-- START OF Material for the task --

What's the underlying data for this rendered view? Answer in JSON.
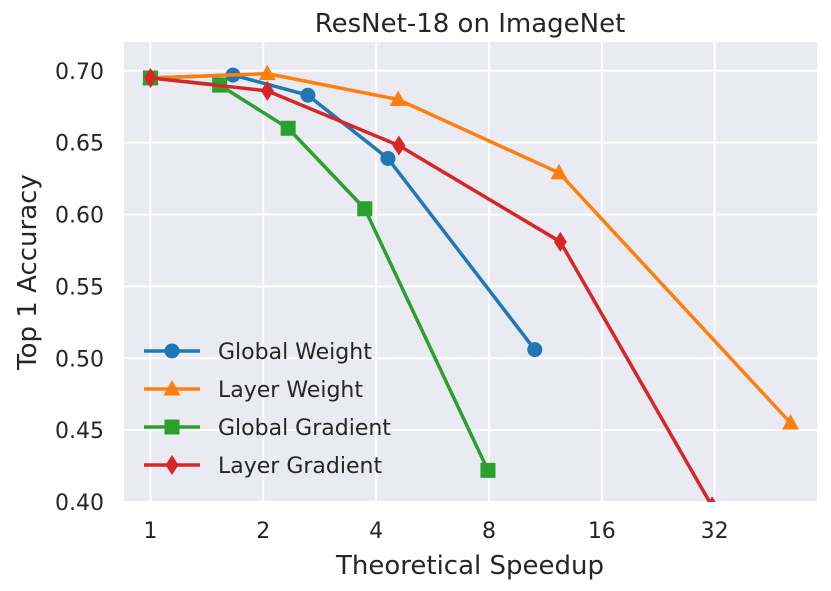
{
  "chart_data": {
    "type": "line",
    "title": "ResNet-18 on ImageNet",
    "xlabel": "Theoretical Speedup",
    "ylabel": "Top 1 Accuracy",
    "xscale": "log2",
    "xlim": [
      0.85,
      60
    ],
    "ylim": [
      0.4,
      0.72
    ],
    "xticks": [
      1,
      2,
      4,
      8,
      16,
      32
    ],
    "xtick_labels": [
      "1",
      "2",
      "4",
      "8",
      "16",
      "32"
    ],
    "yticks": [
      0.4,
      0.45,
      0.5,
      0.55,
      0.6,
      0.65,
      0.7
    ],
    "ytick_labels": [
      "0.40",
      "0.45",
      "0.50",
      "0.55",
      "0.60",
      "0.65",
      "0.70"
    ],
    "grid": true,
    "legend_position": "lower-left",
    "series": [
      {
        "name": "Global Weight",
        "color": "#1f77b4",
        "marker": "circle",
        "x": [
          1.0,
          1.66,
          2.63,
          4.3,
          10.6
        ],
        "y": [
          0.695,
          0.697,
          0.683,
          0.639,
          0.506
        ]
      },
      {
        "name": "Layer Weight",
        "color": "#ff7f0e",
        "marker": "triangle",
        "x": [
          1.0,
          2.05,
          4.58,
          12.3,
          51.0
        ],
        "y": [
          0.695,
          0.698,
          0.68,
          0.629,
          0.455
        ]
      },
      {
        "name": "Global Gradient",
        "color": "#2ca02c",
        "marker": "square",
        "x": [
          1.0,
          1.53,
          2.33,
          3.73,
          7.95
        ],
        "y": [
          0.695,
          0.69,
          0.66,
          0.604,
          0.422
        ]
      },
      {
        "name": "Layer Gradient",
        "color": "#d62728",
        "marker": "diamond",
        "x": [
          1.0,
          2.05,
          4.6,
          12.4,
          31.5
        ],
        "y": [
          0.695,
          0.686,
          0.648,
          0.581,
          0.397
        ]
      }
    ]
  }
}
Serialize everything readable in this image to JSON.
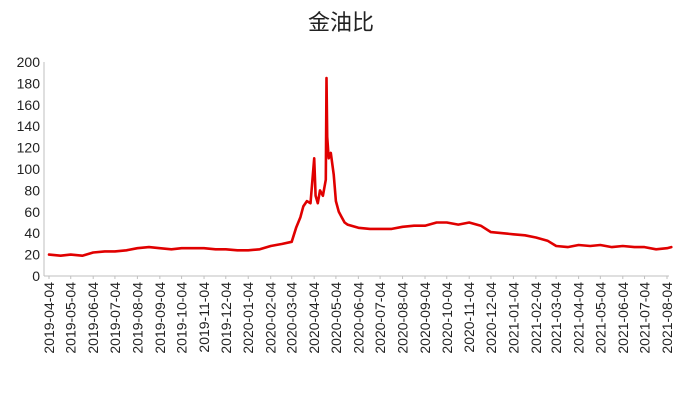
{
  "chart_data": {
    "type": "line",
    "title": "金油比",
    "xlabel": "",
    "ylabel": "",
    "ylim": [
      0,
      200
    ],
    "y_ticks": [
      "0",
      "20",
      "40",
      "60",
      "80",
      "100",
      "120",
      "140",
      "160",
      "180",
      "200"
    ],
    "x_ticks": [
      "2019-04-04",
      "2019-05-04",
      "2019-06-04",
      "2019-07-04",
      "2019-08-04",
      "2019-09-04",
      "2019-10-04",
      "2019-11-04",
      "2019-12-04",
      "2020-01-04",
      "2020-02-04",
      "2020-03-04",
      "2020-04-04",
      "2020-05-04",
      "2020-06-04",
      "2020-07-04",
      "2020-08-04",
      "2020-09-04",
      "2020-10-04",
      "2020-11-04",
      "2020-12-04",
      "2021-01-04",
      "2021-02-04",
      "2021-03-04",
      "2021-04-04",
      "2021-05-04",
      "2021-06-04",
      "2021-07-04",
      "2021-08-04"
    ],
    "grid": false,
    "legend": "none",
    "series": [
      {
        "color": "#e00000",
        "x": [
          "2019-04-04",
          "2019-04-20",
          "2019-05-04",
          "2019-05-20",
          "2019-06-04",
          "2019-06-20",
          "2019-07-04",
          "2019-07-20",
          "2019-08-04",
          "2019-08-20",
          "2019-09-04",
          "2019-09-20",
          "2019-10-04",
          "2019-10-20",
          "2019-11-04",
          "2019-11-20",
          "2019-12-04",
          "2019-12-20",
          "2020-01-04",
          "2020-01-20",
          "2020-02-04",
          "2020-02-20",
          "2020-03-04",
          "2020-03-10",
          "2020-03-16",
          "2020-03-20",
          "2020-03-25",
          "2020-03-30",
          "2020-04-01",
          "2020-04-04",
          "2020-04-06",
          "2020-04-09",
          "2020-04-12",
          "2020-04-16",
          "2020-04-20",
          "2020-04-21",
          "2020-04-22",
          "2020-04-24",
          "2020-04-27",
          "2020-05-01",
          "2020-05-04",
          "2020-05-08",
          "2020-05-12",
          "2020-05-16",
          "2020-05-20",
          "2020-06-04",
          "2020-06-20",
          "2020-07-04",
          "2020-07-20",
          "2020-08-04",
          "2020-08-20",
          "2020-09-04",
          "2020-09-20",
          "2020-10-04",
          "2020-10-20",
          "2020-11-04",
          "2020-11-20",
          "2020-12-04",
          "2020-12-20",
          "2021-01-04",
          "2021-01-20",
          "2021-02-04",
          "2021-02-20",
          "2021-03-04",
          "2021-03-20",
          "2021-04-04",
          "2021-04-20",
          "2021-05-04",
          "2021-05-20",
          "2021-06-04",
          "2021-06-20",
          "2021-07-04",
          "2021-07-20",
          "2021-08-04",
          "2021-08-10"
        ],
        "y": [
          20,
          19,
          20,
          19,
          22,
          23,
          23,
          24,
          26,
          27,
          26,
          25,
          26,
          26,
          26,
          25,
          25,
          24,
          24,
          25,
          28,
          30,
          32,
          45,
          55,
          65,
          70,
          68,
          85,
          110,
          75,
          68,
          80,
          75,
          90,
          185,
          130,
          110,
          115,
          95,
          70,
          60,
          55,
          50,
          48,
          45,
          44,
          44,
          44,
          46,
          47,
          47,
          50,
          50,
          48,
          50,
          47,
          41,
          40,
          39,
          38,
          36,
          33,
          28,
          27,
          29,
          28,
          29,
          27,
          28,
          27,
          27,
          25,
          26,
          27
        ]
      }
    ]
  }
}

-- END OF Material for the task --

Exercise prompt: Working from the listing above, pick out every line that has "xlabel" and copy it.

Written response:
    "xlabel": "Theoretical Speedup",
    "xlabel": "",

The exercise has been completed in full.